The Aesir (Old Norse Æsir or Old High German Ansleh) are the principal race of gods in Norse mythology. The Aesir live in Asgard: a realm gilded with gold and bathing in light. The Norse gods and the implications of the world tree Yggdrasil are integral to understanding the religion of northern European peoples.
Norse mythology – alternatively known as Germanic or Scandinavian mythology – is descended from the Indo-European religion of the late Neolithic period. There, one will discover marked interconnectivity between celestial, earthen, and aquatic divinities. It can be argued that the unity of the Aesir with the Vanir reflects this unique relationship.
Below is an introduction to the Aesir gods and goddesses as they are addressed in Snorri Sturluson’s Prose Edda.
Who are the Aesir Gods?
The Aesir gods were one of two pantheons in Norse mythology. They were descendants of Buri, a man born from rime-covered stones in the shape of a person. He was the first of the Aesir.
As gods, the Aesir relied on golden apples for their immortality. Without these apples, they would age as all people do. Furthermore, unlike the gods of other religions, the Aesir could be killed. It would be pretty difficult – they still have supernatural powers – but possible.
Most of the Aesir gods embody power, might, and war. They are beings noted for their physical prowess and tact. They are often seen as warlike invaders when compared to the Vanir.

> [Given information]
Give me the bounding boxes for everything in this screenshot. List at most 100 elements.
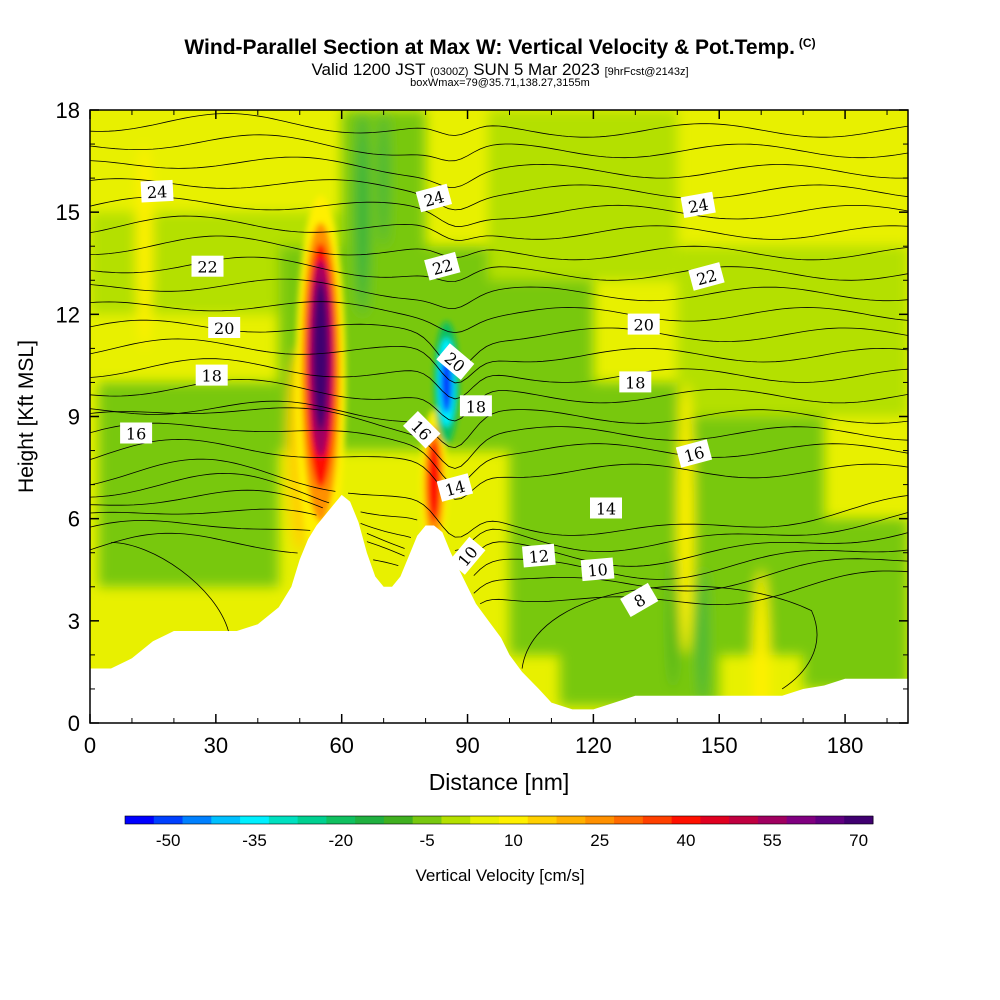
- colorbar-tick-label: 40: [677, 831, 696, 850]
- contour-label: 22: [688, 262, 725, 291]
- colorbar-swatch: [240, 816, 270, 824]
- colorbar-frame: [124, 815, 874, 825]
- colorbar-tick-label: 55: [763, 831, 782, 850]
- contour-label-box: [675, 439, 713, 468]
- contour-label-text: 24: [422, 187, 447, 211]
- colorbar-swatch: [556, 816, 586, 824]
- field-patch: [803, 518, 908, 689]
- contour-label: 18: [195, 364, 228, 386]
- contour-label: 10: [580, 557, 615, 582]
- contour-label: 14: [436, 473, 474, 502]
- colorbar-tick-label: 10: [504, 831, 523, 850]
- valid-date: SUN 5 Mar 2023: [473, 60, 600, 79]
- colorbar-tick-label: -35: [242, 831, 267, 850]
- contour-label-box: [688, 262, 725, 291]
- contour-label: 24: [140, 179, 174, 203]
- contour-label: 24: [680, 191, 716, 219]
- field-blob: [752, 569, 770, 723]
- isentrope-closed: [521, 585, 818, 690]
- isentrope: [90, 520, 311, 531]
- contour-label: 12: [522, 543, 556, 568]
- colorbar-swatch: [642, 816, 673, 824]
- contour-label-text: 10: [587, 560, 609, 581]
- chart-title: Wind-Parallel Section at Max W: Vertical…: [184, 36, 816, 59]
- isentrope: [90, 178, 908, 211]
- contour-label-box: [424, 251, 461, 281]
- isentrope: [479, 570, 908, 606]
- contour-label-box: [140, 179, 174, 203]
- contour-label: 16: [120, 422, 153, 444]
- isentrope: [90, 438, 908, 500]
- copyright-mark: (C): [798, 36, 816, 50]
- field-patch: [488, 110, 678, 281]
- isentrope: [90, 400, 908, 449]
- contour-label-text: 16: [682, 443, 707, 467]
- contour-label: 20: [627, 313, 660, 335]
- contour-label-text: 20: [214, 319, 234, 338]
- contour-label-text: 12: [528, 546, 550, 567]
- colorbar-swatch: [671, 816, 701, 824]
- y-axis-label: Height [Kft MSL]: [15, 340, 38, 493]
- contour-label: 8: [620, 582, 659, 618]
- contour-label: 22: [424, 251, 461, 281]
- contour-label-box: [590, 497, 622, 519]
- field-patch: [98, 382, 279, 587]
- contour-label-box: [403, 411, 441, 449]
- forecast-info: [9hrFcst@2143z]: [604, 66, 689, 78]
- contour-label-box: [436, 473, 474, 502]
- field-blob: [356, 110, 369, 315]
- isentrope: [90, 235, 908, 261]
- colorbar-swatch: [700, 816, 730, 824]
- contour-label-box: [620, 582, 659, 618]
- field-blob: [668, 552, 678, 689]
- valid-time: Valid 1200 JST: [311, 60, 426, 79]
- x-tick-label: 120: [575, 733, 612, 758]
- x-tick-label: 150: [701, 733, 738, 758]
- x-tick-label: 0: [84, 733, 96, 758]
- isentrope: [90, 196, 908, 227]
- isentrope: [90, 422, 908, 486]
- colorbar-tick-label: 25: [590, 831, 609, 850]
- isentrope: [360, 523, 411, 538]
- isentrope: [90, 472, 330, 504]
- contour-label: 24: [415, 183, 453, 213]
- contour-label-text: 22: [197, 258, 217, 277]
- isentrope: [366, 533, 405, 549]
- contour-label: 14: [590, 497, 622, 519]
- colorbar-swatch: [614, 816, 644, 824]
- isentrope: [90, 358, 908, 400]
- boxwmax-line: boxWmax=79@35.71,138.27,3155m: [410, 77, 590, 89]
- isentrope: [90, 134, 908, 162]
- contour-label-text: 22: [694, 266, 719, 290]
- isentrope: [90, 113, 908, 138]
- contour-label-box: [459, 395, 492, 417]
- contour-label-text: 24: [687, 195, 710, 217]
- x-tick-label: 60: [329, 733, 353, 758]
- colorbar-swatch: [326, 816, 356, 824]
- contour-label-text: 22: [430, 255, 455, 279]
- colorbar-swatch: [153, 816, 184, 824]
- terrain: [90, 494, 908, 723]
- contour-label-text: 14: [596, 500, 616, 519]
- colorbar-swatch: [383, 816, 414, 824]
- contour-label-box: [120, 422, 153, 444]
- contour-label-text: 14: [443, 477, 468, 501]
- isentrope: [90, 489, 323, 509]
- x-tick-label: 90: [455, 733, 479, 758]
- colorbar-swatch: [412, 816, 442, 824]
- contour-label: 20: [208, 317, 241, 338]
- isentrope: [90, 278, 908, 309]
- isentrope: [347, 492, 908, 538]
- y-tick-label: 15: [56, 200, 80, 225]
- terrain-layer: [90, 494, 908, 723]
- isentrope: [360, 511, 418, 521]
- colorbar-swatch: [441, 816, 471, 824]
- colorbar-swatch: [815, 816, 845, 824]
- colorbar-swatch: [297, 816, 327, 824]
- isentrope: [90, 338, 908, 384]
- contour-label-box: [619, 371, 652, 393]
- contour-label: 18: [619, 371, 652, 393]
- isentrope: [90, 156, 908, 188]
---
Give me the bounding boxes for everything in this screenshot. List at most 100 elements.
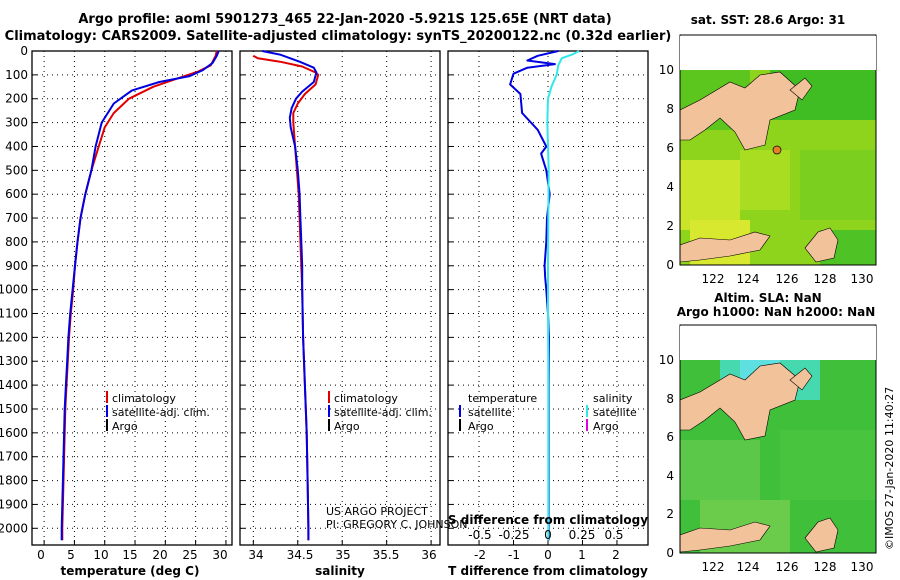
==
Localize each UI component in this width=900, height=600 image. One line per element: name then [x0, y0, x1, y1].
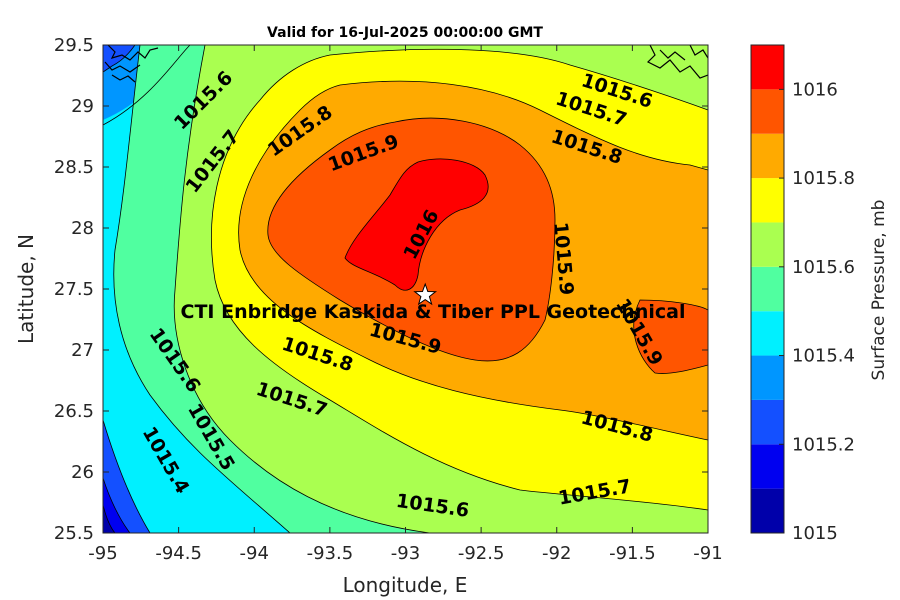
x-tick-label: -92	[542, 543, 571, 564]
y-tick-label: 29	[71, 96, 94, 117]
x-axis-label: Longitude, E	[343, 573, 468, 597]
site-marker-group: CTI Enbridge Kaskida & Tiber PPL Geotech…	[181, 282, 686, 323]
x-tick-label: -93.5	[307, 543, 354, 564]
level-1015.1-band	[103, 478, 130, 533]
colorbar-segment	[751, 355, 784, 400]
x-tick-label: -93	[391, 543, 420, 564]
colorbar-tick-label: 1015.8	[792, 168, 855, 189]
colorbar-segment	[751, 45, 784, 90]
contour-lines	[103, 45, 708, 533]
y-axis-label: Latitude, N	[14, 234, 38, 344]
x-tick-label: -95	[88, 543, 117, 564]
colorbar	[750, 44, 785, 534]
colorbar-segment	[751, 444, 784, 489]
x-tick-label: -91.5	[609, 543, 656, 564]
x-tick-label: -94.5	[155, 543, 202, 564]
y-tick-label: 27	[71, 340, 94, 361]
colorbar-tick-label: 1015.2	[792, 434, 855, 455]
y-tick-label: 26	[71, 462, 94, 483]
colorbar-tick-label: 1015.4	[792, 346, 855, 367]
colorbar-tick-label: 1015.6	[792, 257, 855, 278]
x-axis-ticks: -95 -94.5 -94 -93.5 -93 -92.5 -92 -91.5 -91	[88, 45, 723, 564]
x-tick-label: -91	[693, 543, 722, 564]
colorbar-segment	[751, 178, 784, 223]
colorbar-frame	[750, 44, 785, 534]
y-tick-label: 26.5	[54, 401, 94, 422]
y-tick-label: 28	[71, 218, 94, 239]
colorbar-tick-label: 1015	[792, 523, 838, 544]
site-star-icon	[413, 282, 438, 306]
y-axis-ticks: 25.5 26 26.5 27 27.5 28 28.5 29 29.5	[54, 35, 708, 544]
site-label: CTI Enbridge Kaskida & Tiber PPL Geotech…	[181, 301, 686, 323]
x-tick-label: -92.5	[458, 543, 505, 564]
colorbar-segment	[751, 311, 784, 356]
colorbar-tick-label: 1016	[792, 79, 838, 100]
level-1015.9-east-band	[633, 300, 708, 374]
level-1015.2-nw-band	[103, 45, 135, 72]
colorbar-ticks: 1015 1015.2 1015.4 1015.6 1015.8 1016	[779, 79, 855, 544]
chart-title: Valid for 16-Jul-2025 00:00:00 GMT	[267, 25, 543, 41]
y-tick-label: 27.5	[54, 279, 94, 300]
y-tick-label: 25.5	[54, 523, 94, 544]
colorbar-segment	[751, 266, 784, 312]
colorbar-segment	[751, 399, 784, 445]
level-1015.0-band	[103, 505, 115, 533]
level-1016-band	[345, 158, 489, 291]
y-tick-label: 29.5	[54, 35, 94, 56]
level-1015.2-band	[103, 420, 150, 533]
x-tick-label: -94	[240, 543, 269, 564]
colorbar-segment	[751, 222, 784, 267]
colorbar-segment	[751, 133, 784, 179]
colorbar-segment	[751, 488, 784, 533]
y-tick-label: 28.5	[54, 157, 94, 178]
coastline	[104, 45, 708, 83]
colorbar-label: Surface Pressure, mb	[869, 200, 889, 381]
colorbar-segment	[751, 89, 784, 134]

> [Exercise requirements]
• a. According to the text on the Aesir gods, what did the Aesir depend on for their immortality?
• b. Pick up the text on the Aesir gods after its final sentence and keep writing it.

> [Answers by task]
• a. Golden apples.

• b.
Are the Aesir Sky Gods?
The Aesir are sky gods. On the map of Yggdrasil and the nine worlds that surround it, Asgard is at the tippy top. A rainbow bridge, the Bilröst (Bifrost), is what connects Asgard to the other worlds. Aside from residing in the heavens, the Aesir also have several celestial bodies in its ranks.
What is the Difference between the Aesir and the Vanir?
The Old Norse gods and goddesses are divided into two groups: the Aesir, which we’ll be discussing today, and the Vanir. The primary difference between the Aesir and the Vanir is that they have opposing values. These values are reflected in the realms the individual gods dictate.
The Aesir value strength, power, society, and war. They hit hard and they hit fast. If something goes wrong, they have their community as a fallback. Most Aesir gods and goddesses have realms involving battle, strength, and relationships. On the flip side of things, the Vanir are…well, the opposite of that.
The Vanir value nature, mysticism, wealth, and harmony. They’re spell slingers and use magic to their advantage. Also, while they value familial relationships, they prefer to be far out in nature than in a crowd. Most Vanir represent realms involving fertility, material success, and the wilderness.
The Aesir-Vanir War was a mythical war that took place between these opposing tribes. Their volatile interactions have been theorized to be reflections of differing social classes of Norse society throughout early history. It would explain the formalities of the war and the characterizations of each respective tribe.
Do People Still Worship the Aesir?
Several Norse gods and goddesses are still worshiped, including members of the Aesir. The religion is known as Asatru. Old Norse ás- is used to denote something relating to the gods, particularly the Norse Æsir. Hence, a word like Asgard translates to “god’s enclosure.”
Asatru is no different, pretty much meaning “Æsir Faith.” It is a modern religion founded on polytheistic worship from northern European religions dating back to 2000 BCE. Asatru is a part of the Heathenry movement and was established in 1972 by Sveinbjörn Beinteinsson.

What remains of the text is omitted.